▸ WHAT TO DO
Where a line contains the string "score", copy that line.

════════════════════

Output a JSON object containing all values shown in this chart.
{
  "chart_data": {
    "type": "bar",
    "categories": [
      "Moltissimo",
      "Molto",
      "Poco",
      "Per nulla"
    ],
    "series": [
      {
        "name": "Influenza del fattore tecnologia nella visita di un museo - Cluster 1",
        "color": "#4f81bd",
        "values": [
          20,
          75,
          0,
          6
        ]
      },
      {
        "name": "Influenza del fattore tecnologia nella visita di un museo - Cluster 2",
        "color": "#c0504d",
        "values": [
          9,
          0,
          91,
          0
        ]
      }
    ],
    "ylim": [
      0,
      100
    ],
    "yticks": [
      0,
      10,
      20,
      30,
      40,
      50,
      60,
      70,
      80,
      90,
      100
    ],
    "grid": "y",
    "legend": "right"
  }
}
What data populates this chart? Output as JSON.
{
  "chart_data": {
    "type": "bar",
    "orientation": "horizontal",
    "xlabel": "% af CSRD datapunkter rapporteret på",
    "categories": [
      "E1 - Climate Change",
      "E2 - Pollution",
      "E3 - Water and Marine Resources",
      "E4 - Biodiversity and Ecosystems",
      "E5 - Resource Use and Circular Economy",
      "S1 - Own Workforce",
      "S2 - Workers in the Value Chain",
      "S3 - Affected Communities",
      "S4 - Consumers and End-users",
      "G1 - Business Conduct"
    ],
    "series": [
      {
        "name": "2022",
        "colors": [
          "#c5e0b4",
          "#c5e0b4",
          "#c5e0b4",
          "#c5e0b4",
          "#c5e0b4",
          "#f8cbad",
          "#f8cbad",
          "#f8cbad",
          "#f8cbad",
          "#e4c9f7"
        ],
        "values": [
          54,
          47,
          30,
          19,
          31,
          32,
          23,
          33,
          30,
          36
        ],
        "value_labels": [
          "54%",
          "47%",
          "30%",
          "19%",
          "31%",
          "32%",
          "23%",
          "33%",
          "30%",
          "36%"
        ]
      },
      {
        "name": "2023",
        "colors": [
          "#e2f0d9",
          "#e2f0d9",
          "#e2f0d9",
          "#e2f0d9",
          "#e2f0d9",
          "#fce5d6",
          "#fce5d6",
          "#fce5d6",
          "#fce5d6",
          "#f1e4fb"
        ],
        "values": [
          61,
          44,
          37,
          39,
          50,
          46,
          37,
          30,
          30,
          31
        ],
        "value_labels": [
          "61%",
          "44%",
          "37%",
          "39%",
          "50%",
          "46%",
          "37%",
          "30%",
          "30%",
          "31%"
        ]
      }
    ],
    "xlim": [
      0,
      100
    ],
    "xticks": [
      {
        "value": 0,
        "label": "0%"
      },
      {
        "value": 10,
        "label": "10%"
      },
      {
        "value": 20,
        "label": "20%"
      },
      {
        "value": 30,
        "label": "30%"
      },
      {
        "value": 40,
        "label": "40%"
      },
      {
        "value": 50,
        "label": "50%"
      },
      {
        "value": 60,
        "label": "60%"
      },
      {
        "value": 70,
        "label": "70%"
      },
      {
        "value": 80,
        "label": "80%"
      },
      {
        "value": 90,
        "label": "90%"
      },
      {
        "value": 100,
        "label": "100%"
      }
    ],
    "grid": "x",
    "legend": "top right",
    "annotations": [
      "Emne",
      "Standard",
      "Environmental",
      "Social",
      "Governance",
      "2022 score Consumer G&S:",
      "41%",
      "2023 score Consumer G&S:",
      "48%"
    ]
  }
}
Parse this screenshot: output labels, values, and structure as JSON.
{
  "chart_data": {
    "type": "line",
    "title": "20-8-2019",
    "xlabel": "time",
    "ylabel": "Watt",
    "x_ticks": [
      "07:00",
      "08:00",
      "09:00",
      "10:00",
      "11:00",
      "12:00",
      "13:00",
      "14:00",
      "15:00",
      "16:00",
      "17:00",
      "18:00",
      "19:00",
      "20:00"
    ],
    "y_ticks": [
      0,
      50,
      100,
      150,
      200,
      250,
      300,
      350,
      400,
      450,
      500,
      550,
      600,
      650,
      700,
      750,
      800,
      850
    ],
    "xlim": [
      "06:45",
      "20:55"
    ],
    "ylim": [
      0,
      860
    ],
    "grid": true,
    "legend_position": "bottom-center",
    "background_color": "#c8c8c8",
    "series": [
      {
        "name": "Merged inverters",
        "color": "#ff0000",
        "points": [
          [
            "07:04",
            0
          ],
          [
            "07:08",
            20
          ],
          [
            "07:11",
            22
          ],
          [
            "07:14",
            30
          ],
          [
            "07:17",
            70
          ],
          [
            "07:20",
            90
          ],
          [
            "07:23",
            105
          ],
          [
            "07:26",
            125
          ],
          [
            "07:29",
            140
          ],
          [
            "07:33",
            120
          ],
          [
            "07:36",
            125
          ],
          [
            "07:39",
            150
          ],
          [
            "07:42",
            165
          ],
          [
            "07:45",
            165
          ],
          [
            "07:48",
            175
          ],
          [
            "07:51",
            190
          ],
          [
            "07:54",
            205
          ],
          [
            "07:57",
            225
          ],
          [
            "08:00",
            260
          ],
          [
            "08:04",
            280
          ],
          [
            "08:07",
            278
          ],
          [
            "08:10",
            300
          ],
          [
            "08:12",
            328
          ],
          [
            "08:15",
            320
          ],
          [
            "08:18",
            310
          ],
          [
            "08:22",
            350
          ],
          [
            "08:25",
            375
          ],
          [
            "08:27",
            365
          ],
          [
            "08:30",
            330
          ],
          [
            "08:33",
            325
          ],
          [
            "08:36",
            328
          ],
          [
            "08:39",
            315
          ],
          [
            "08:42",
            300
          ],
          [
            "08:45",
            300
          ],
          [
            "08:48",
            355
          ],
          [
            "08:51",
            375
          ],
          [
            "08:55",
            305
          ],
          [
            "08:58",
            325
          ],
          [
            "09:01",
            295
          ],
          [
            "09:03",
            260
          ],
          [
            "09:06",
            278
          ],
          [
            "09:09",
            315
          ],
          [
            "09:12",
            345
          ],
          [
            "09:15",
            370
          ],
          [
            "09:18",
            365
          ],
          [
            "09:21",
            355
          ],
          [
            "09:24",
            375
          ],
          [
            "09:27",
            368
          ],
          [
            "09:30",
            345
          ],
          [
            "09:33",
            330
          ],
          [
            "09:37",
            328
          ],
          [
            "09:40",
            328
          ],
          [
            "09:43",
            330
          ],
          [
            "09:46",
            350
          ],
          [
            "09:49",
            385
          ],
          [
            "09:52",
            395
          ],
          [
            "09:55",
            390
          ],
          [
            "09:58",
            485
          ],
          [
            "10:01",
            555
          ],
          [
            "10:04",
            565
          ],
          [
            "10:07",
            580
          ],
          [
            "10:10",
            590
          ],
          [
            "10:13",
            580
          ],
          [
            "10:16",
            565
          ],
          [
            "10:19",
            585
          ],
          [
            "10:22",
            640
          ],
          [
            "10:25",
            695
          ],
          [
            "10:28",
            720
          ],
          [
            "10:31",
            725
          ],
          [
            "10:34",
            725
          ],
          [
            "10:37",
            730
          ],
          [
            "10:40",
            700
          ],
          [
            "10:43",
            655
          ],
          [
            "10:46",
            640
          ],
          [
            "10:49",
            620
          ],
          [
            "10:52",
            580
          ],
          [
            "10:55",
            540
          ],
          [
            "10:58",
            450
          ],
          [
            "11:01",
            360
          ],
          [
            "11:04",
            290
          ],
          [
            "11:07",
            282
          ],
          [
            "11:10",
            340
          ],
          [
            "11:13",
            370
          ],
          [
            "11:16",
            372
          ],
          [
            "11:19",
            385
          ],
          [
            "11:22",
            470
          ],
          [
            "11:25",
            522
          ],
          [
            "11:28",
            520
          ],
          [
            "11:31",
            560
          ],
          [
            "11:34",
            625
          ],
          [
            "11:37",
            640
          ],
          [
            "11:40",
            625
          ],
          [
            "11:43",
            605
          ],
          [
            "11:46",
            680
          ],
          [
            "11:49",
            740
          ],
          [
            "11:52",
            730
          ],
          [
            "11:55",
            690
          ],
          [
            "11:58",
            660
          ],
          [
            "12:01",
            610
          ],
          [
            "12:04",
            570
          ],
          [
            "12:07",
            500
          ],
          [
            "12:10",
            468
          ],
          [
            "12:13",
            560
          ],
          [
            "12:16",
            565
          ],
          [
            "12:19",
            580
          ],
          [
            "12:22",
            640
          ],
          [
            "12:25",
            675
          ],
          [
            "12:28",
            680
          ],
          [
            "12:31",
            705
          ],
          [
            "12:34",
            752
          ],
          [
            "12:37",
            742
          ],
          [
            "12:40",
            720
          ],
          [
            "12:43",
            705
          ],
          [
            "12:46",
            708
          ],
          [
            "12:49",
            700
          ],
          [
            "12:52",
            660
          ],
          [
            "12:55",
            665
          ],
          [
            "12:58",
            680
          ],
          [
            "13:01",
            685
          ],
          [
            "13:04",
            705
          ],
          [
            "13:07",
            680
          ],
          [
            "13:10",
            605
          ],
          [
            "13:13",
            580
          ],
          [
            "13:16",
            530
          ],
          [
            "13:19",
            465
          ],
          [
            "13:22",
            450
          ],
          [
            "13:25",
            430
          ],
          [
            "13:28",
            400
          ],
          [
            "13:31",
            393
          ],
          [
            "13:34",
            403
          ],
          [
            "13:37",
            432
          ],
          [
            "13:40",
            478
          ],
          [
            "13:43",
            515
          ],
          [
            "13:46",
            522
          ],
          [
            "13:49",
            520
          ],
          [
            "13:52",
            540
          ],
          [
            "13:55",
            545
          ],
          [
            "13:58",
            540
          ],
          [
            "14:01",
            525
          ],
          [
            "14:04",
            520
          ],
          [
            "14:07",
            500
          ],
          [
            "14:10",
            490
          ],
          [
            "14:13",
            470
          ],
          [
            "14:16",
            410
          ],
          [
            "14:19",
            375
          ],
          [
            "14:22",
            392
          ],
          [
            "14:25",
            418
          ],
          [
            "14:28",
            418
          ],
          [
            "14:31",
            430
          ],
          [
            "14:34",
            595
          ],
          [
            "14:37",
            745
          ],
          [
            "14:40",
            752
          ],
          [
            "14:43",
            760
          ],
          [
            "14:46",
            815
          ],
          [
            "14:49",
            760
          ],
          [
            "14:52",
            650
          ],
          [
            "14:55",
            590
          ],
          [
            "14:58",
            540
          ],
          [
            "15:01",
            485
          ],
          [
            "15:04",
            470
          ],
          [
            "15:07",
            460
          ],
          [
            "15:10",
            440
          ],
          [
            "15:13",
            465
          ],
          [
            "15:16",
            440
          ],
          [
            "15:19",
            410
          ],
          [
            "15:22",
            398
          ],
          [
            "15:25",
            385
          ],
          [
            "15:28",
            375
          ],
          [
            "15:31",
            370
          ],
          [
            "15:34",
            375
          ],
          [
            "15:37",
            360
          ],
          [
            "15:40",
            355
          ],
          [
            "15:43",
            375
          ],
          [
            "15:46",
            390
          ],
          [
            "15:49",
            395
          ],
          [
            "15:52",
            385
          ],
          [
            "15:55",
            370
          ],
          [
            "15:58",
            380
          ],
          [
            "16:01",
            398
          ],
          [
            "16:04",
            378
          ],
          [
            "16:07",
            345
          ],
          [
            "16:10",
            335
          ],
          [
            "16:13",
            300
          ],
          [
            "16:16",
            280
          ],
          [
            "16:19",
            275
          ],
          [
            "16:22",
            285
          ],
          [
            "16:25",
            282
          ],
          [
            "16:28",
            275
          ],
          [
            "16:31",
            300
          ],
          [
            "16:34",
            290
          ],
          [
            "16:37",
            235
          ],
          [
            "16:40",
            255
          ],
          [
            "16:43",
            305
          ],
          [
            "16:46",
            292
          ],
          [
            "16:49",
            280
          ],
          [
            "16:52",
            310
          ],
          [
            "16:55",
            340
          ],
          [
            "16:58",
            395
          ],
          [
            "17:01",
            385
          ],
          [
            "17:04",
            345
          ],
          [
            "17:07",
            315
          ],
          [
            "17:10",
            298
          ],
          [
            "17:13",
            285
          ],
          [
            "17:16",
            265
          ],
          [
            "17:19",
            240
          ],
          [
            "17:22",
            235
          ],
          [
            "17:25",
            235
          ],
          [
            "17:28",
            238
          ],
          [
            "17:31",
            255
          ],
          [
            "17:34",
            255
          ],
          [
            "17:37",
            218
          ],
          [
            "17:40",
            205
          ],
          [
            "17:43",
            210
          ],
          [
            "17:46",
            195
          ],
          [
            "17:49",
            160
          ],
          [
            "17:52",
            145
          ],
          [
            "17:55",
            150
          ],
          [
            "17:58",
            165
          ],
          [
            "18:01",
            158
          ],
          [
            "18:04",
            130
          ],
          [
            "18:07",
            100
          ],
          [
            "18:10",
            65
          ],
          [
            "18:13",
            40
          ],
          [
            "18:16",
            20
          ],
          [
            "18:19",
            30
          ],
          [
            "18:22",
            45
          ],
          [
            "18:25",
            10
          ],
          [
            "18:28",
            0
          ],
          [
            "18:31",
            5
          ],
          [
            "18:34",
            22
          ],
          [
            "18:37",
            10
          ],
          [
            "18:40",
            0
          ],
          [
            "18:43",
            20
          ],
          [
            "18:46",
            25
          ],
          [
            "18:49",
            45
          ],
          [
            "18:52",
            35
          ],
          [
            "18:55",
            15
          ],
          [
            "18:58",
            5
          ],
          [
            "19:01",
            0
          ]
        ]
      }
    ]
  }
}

════════════════════

▸ SOLUTION TO THIS PROBLEM
      "2022 score Consumer G&S:",
      "2023 score Consumer G&S:",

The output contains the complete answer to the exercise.